Your objective:
Revise the photography business article from "But I want to" up to and including "photography business with.", changing "hard-earned lessons" to "hard-won lessons".

Source extract:
10 Ways to Grow Your Photography Business



The hardest part of running a photography business isn’t taking photos—that’s the fun and creative part that we all enjoy, and why many of us start in the first place.

It’s the business part of running a photography business that’s hard.

We know many photographers who struggle with marketing, sales and even creating proper packages for their services.

Running a business is something that can take many years to learn. I know because I’ve been doing exactly that for the past 10 years.

It took a long time for me to get it right, and I’m still learning all the time for our services business—where we provide photo booth and event photography services.

We started the business in Singapore in 2016, and we finally opened our second branch in Thailand in 2023. So it has been a long journey, and there’s an even longer journey ahead.

But I want to share some of my hard-earned lessons with you—and more importantly, the basic principles that you can use to think about your own photography business.

And to make it more actionable, I’m going to present them as the 10 ways that you can grow your photography business with.

That way, you can start implementing them in your own business, and see the difference that you can make. 

Let’s begin.

1. Differentiate Yourself From Your Competitors

The single most important thing that photographers (and business owners in general) struggle with is understanding how they can differentiate themselves. 

In other words, what sets you apart from every other photographer in the world? 

More importantly, why should a client work with you instead of someone else?

What trips most people up is that they try to differentiate themselves in a way that isn’t unique.

Items listed in a dataset
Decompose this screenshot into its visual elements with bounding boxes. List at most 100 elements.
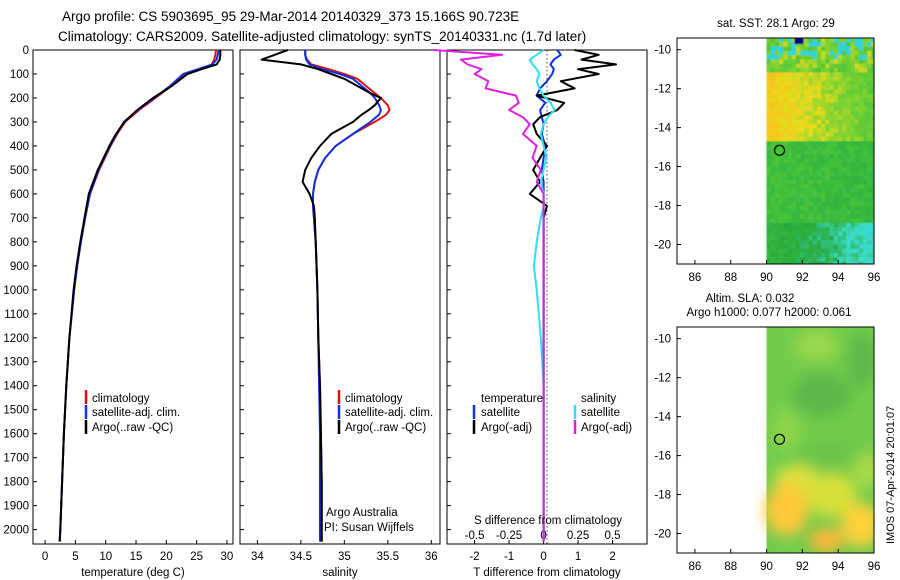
sst-cell <box>837 184 843 189</box>
sst-cell <box>783 248 788 254</box>
sst-cell <box>871 145 874 151</box>
sst-cell <box>795 167 801 172</box>
sst-cell <box>863 227 868 232</box>
sst-cell <box>863 188 868 194</box>
x-tick-label: 36 <box>425 551 438 563</box>
sst-cell <box>774 102 780 108</box>
sst-cell <box>846 59 851 65</box>
sst-cell <box>804 179 809 185</box>
sst-cell <box>863 38 868 43</box>
sst-cell <box>795 179 801 185</box>
sst-cell <box>800 50 805 56</box>
sst-cell <box>858 231 864 237</box>
sst-cell <box>774 192 780 198</box>
legend-label-s-satellite: satellite <box>581 407 620 419</box>
sst-cell <box>846 89 851 95</box>
sst-cell <box>825 197 830 202</box>
sst-cell <box>804 124 809 129</box>
sst-cell <box>812 81 818 86</box>
sst-cell <box>863 111 868 116</box>
sst-cell <box>858 261 864 264</box>
sst-cell <box>791 235 797 241</box>
sst-cell <box>787 89 792 95</box>
sst-cell <box>833 197 839 202</box>
sst-cell <box>842 222 847 228</box>
sst-cell <box>863 124 868 129</box>
sst-cell <box>783 158 788 163</box>
sst-cell <box>766 244 771 249</box>
sst-cell <box>808 205 813 211</box>
sst-cell <box>779 171 784 176</box>
sst-cell <box>779 175 784 181</box>
legend-label-s-argo: Argo(-adj) <box>581 422 632 434</box>
sst-cell <box>846 46 851 52</box>
sst-cell <box>795 81 801 86</box>
sst-cell <box>846 210 851 215</box>
sst-cell <box>791 261 797 264</box>
sst-cell <box>800 218 805 224</box>
sst-cell <box>787 76 792 82</box>
sst-cell <box>795 145 801 151</box>
sst-cell <box>812 132 818 138</box>
sst-cell <box>774 141 780 146</box>
sla-map-frame <box>676 326 875 554</box>
sst-cell <box>850 149 855 155</box>
sst-cell <box>871 106 874 112</box>
sst-cell <box>783 162 788 168</box>
sst-cell <box>766 102 771 108</box>
sst-cell <box>829 175 834 181</box>
sst-cell <box>791 63 797 69</box>
sst-cell <box>833 63 839 69</box>
sst-cell <box>825 115 830 120</box>
sst-cell <box>854 171 860 176</box>
sst-cell <box>850 106 855 112</box>
sst-cell <box>816 149 822 155</box>
sst-cell <box>812 38 818 43</box>
sst-cell <box>825 158 830 163</box>
sst-cell <box>833 81 839 86</box>
sst-cell <box>871 119 874 125</box>
sst-cell <box>787 102 792 108</box>
sst-cell <box>774 261 780 264</box>
sst-cell <box>833 184 839 189</box>
sst-cell <box>808 145 813 151</box>
sst-cell <box>774 179 780 185</box>
sst-cell <box>791 102 797 108</box>
sst-cell <box>774 63 780 69</box>
sst-cell <box>833 244 839 249</box>
sst-cell <box>808 261 813 264</box>
sst-cell <box>812 102 818 108</box>
sst-cell <box>854 93 860 99</box>
sst-cell <box>816 102 822 108</box>
sst-cell <box>795 175 801 181</box>
sst-cell <box>787 93 792 99</box>
sst-cell <box>795 201 801 206</box>
sst-cell <box>774 171 780 176</box>
sst-cell <box>787 240 792 245</box>
sst-cell <box>825 205 830 211</box>
sst-cell <box>863 248 868 254</box>
sst-cell <box>812 119 818 125</box>
sst-cell <box>858 124 864 129</box>
sst-cell <box>783 72 788 77</box>
salinity-lines <box>260 49 391 542</box>
sst-cell <box>770 81 776 86</box>
sst-cell <box>804 115 809 120</box>
sst-cell <box>821 158 826 163</box>
sst-cell <box>863 222 868 228</box>
sst-cell <box>821 63 826 69</box>
sst-cell <box>829 81 834 86</box>
sst-cell <box>842 253 847 258</box>
sst-cell <box>783 175 788 181</box>
sst-cell <box>816 50 822 56</box>
difference-lines <box>433 49 617 542</box>
sst-cell <box>842 179 847 185</box>
sst-cell <box>783 76 788 82</box>
sst-cell <box>854 210 860 215</box>
sst-cell <box>783 210 788 215</box>
sst-heatmap <box>766 38 874 264</box>
sst-cell <box>825 89 830 95</box>
sst-cell <box>829 50 834 56</box>
sst-cell <box>821 257 826 262</box>
sst-cell <box>770 119 776 125</box>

Task result:
But I want to share some of my hard-won lessons with you—and more importantly, the basic principles that you can use to think about your own photography business.

And to make it more actionable, I’m going to present them as the 10 ways that you can grow your photography business with.